**Task**. Give the listing again in full, matching it character for character.

☆ ☆ ☆ ☆ ☆

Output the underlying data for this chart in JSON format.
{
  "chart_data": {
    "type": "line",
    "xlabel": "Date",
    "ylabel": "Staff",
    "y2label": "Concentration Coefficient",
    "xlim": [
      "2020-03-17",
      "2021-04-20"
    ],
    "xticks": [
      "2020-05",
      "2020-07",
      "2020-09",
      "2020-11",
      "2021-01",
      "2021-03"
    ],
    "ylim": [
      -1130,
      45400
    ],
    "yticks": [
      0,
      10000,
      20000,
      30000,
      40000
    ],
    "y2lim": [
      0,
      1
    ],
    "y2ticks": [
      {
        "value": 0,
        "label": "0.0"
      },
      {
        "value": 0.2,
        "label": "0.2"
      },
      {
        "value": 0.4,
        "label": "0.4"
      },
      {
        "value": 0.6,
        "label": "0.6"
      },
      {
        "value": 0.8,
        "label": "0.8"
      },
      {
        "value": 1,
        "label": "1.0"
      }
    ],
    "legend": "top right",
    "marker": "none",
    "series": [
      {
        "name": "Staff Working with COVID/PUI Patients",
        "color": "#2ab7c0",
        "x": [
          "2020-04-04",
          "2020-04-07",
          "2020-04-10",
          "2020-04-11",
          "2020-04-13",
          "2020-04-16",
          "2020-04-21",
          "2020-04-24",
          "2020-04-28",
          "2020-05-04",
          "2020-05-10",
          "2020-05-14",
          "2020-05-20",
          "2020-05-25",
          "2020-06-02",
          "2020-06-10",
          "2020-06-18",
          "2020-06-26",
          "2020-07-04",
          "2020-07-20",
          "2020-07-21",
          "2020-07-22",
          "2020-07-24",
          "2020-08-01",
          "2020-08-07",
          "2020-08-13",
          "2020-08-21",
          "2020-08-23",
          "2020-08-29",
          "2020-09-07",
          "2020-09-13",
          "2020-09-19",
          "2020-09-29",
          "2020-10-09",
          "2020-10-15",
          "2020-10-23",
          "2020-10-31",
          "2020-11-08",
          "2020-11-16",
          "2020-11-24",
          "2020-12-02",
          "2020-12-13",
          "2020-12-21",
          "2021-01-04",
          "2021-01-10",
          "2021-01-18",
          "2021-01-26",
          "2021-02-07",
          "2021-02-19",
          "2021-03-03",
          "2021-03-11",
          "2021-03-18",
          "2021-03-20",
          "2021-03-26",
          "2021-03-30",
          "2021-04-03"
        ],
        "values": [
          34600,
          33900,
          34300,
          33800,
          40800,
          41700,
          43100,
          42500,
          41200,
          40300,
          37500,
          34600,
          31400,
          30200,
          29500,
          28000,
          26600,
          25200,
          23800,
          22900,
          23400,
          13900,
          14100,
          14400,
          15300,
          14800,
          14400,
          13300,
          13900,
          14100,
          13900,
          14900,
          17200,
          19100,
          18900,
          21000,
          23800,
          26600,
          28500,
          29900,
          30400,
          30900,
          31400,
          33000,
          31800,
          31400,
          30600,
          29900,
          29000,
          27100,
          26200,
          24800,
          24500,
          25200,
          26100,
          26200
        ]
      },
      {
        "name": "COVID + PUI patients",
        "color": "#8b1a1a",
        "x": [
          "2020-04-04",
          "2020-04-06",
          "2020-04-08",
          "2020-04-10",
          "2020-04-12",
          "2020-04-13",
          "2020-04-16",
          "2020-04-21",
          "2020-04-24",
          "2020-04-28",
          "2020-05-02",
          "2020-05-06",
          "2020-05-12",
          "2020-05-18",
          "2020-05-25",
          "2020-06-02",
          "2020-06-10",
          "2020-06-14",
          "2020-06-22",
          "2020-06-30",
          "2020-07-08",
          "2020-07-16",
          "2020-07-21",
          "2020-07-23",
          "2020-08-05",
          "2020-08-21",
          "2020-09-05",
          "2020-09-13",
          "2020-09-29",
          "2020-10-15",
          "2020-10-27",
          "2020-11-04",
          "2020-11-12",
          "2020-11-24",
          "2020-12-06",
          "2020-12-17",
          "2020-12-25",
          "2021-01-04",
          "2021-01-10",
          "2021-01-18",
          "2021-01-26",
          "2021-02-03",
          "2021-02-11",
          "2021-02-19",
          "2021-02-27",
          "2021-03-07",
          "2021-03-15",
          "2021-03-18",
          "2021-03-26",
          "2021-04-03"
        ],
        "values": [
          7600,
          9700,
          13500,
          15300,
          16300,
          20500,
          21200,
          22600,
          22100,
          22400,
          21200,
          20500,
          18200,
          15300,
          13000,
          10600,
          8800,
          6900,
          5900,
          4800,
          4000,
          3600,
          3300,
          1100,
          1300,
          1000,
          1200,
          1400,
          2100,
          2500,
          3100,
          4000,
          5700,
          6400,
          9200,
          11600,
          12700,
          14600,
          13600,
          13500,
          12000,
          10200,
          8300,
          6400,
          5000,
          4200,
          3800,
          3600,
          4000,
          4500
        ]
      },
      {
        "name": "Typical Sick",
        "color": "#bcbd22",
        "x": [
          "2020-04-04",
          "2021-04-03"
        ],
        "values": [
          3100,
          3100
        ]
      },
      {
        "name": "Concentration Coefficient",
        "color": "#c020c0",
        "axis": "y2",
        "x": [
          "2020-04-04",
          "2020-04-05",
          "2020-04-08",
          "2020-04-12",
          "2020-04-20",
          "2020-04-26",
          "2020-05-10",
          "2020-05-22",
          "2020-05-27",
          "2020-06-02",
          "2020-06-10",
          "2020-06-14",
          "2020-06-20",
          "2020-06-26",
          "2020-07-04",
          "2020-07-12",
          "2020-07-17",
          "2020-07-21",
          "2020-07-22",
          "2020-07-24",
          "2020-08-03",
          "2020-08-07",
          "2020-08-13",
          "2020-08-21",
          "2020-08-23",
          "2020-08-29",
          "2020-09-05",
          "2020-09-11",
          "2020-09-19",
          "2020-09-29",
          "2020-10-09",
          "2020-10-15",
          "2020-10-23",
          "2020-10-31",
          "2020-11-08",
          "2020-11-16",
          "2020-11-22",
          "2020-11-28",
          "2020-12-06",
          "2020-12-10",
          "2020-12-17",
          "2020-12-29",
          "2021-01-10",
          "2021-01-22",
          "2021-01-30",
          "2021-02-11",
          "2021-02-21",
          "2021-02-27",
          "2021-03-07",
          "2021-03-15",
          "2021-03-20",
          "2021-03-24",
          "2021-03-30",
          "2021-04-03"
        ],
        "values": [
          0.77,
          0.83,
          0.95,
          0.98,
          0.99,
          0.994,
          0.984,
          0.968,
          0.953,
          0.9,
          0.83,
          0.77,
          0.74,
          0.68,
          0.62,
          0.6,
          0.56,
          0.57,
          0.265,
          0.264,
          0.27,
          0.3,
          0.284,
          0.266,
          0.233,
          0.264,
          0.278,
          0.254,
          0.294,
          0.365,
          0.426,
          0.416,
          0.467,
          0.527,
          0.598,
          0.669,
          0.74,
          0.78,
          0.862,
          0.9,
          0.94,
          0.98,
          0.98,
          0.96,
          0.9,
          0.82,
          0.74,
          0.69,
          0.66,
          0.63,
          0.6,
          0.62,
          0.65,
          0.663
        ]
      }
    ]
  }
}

☆ ☆ ☆ ☆ ☆

**Task result**.
Output the underlying data for this chart in JSON format.
{
  "chart_data": {
    "type": "line",
    "xlabel": "Date",
    "ylabel": "Staff",
    "y2label": "Concentration Coefficient",
    "xlim": [
      "2020-03-17",
      "2021-04-20"
    ],
    "xticks": [
      "2020-05",
      "2020-07",
      "2020-09",
      "2020-11",
      "2021-01",
      "2021-03"
    ],
    "ylim": [
      -1130,
      45400
    ],
    "yticks": [
      0,
      10000,
      20000,
      30000,
      40000
    ],
    "y2lim": [
      0,
      1
    ],
    "y2ticks": [
      {
        "value": 0,
        "label": "0.0"
      },
      {
        "value": 0.2,
        "label": "0.2"
      },
      {
        "value": 0.4,
        "label": "0.4"
      },
      {
        "value": 0.6,
        "label": "0.6"
      },
      {
        "value": 0.8,
        "label": "0.8"
      },
      {
        "value": 1,
        "label": "1.0"
      }
    ],
    "legend": "top right",
    "marker": "none",
    "series": [
      {
        "name": "Staff Working with COVID/PUI Patients",
        "color": "#2ab7c0",
        "x": [
          "2020-04-04",
          "2020-04-07",
          "2020-04-10",
          "2020-04-11",
          "2020-04-13",
          "2020-04-16",
          "2020-04-21",
          "2020-04-24",
          "2020-04-28",
          "2020-05-04",
          "2020-05-10",
          "2020-05-14",
          "2020-05-20",
          "2020-05-25",
          "2020-06-02",
          "2020-06-10",
          "2020-06-18",
          "2020-06-26",
          "2020-07-04",
          "2020-07-20",
          "2020-07-21",
          "2020-07-22",
          "2020-07-24",
          "2020-08-01",
          "2020-08-07",
          "2020-08-13",
          "2020-08-21",
          "2020-08-23",
          "2020-08-29",
          "2020-09-07",
          "2020-09-13",
          "2020-09-19",
          "2020-09-29",
          "2020-10-09",
          "2020-10-15",
          "2020-10-23",
          "2020-10-31",
          "2020-11-08",
          "2020-11-16",
          "2020-11-24",
          "2020-12-02",
          "2020-12-13",
          "2020-12-21",
          "2021-01-04",
          "2021-01-10",
          "2021-01-18",
          "2021-01-26",
          "2021-02-07",
          "2021-02-19",
          "2021-03-03",
          "2021-03-11",
          "2021-03-18",
          "2021-03-20",
          "2021-03-26",
          "2021-03-30",
          "2021-04-03"
        ],
        "values": [
          34600,
          33900,
          34300,
          33800,
          40800,
          41700,
          43100,
          42500,
          41200,
          40300,
          37500,
          34600,
          31400,
          30200,
          29500,
          28000,
          26600,
          25200,
          23800,
          22900,
          23400,
          13900,
          14100,
          14400,
          15300,
          14800,
          14400,
          13300,
          13900,
          14100,
          13900,
          14900,
          17200,
          19100,
          18900,
          21000,
          23800,
          26600,
          28500,
          29900,
          30400,
          30900,
          31400,
          33000,
          31800,
          31400,
          30600,
          29900,
          29000,
          27100,
          26200,
          24800,
          24500,
          25200,
          26100,
          26200
        ]
      },
      {
        "name": "COVID + PUI patients",
        "color": "#8b1a1a",
        "x": [
          "2020-04-04",
          "2020-04-06",
          "2020-04-08",
          "2020-04-10",
          "2020-04-12",
          "2020-04-13",
          "2020-04-16",
          "2020-04-21",
          "2020-04-24",
          "2020-04-28",
          "2020-05-02",
          "2020-05-06",
          "2020-05-12",
          "2020-05-18",
          "2020-05-25",
          "2020-06-02",
          "2020-06-10",
          "2020-06-14",
          "2020-06-22",
          "2020-06-30",
          "2020-07-08",
          "2020-07-16",
          "2020-07-21",
          "2020-07-23",
          "2020-08-05",
          "2020-08-21",
          "2020-09-05",
          "2020-09-13",
          "2020-09-29",
          "2020-10-15",
          "2020-10-27",
          "2020-11-04",
          "2020-11-12",
          "2020-11-24",
          "2020-12-06",
          "2020-12-17",
          "2020-12-25",
          "2021-01-04",
          "2021-01-10",
          "2021-01-18",
          "2021-01-26",
          "2021-02-03",
          "2021-02-11",
          "2021-02-19",
          "2021-02-27",
          "2021-03-07",
          "2021-03-15",
          "2021-03-18",
          "2021-03-26",
          "2021-04-03"
        ],
        "values": [
          7600,
          9700,
          13500,
          15300,
          16300,
          20500,
          21200,
          22600,
          22100,
          22400,
          21200,
          20500,
          18200,
          15300,
          13000,
          10600,
          8800,
          6900,
          5900,
          4800,
          4000,
          3600,
          3300,
          1100,
          1300,
          1000,
          1200,
          1400,
          2100,
          2500,
          3100,
          4000,
          5700,
          6400,
          9200,
          11600,
          12700,
          14600,
          13600,
          13500,
          12000,
          10200,
          8300,
          6400,
          5000,
          4200,
          3800,
          3600,
          4000,
          4500
        ]
      },
      {
        "name": "Typical Sick",
        "color": "#bcbd22",
        "x": [
          "2020-04-04",
          "2021-04-03"
        ],
        "values": [
          3100,
          3100
        ]
      },
      {
        "name": "Concentration Coefficient",
        "color": "#c020c0",
        "axis": "y2",
        "x": [
          "2020-04-04",
          "2020-04-05",
          "2020-04-08",
          "2020-04-12",
          "2020-04-20",
          "2020-04-26",
          "2020-05-10",
          "2020-05-22",
          "2020-05-27",
          "2020-06-02",
          "2020-06-10",
          "2020-06-14",
          "2020-06-20",
          "2020-06-26",
          "2020-07-04",
          "2020-07-12",
          "2020-07-17",
          "2020-07-21",
          "2020-07-22",
          "2020-07-24",
          "2020-08-03",
          "2020-08-07",
          "2020-08-13",
          "2020-08-21",
          "2020-08-23",
          "2020-08-29",
          "2020-09-05",
          "2020-09-11",
          "2020-09-19",
          "2020-09-29",
          "2020-10-09",
          "2020-10-15",
          "2020-10-23",
          "2020-10-31",
          "2020-11-08",
          "2020-11-16",
          "2020-11-22",
          "2020-11-28",
          "2020-12-06",
          "2020-12-10",
          "2020-12-17",
          "2020-12-29",
          "2021-01-10",
          "2021-01-22",
          "2021-01-30",
          "2021-02-11",
          "2021-02-21",
          "2021-02-27",
          "2021-03-07",
          "2021-03-15",
          "2021-03-20",
          "2021-03-24",
          "2021-03-30",
          "2021-04-03"
        ],
        "values": [
          0.77,
          0.83,
          0.95,
          0.98,
          0.99,
          0.994,
          0.984,
          0.968,
          0.953,
          0.9,
          0.83,
          0.77,
          0.74,
          0.68,
          0.62,
          0.6,
          0.56,
          0.57,
          0.265,
          0.264,
          0.27,
          0.3,
          0.284,
          0.266,
          0.233,
          0.264,
          0.278,
          0.254,
          0.294,
          0.365,
          0.426,
          0.416,
          0.467,
          0.527,
          0.598,
          0.669,
          0.74,
          0.78,
          0.862,
          0.9,
          0.94,
          0.98,
          0.98,
          0.96,
          0.9,
          0.82,
          0.74,
          0.69,
          0.66,
          0.63,
          0.6,
          0.62,
          0.65,
          0.663
        ]
      }
    ]
  }
}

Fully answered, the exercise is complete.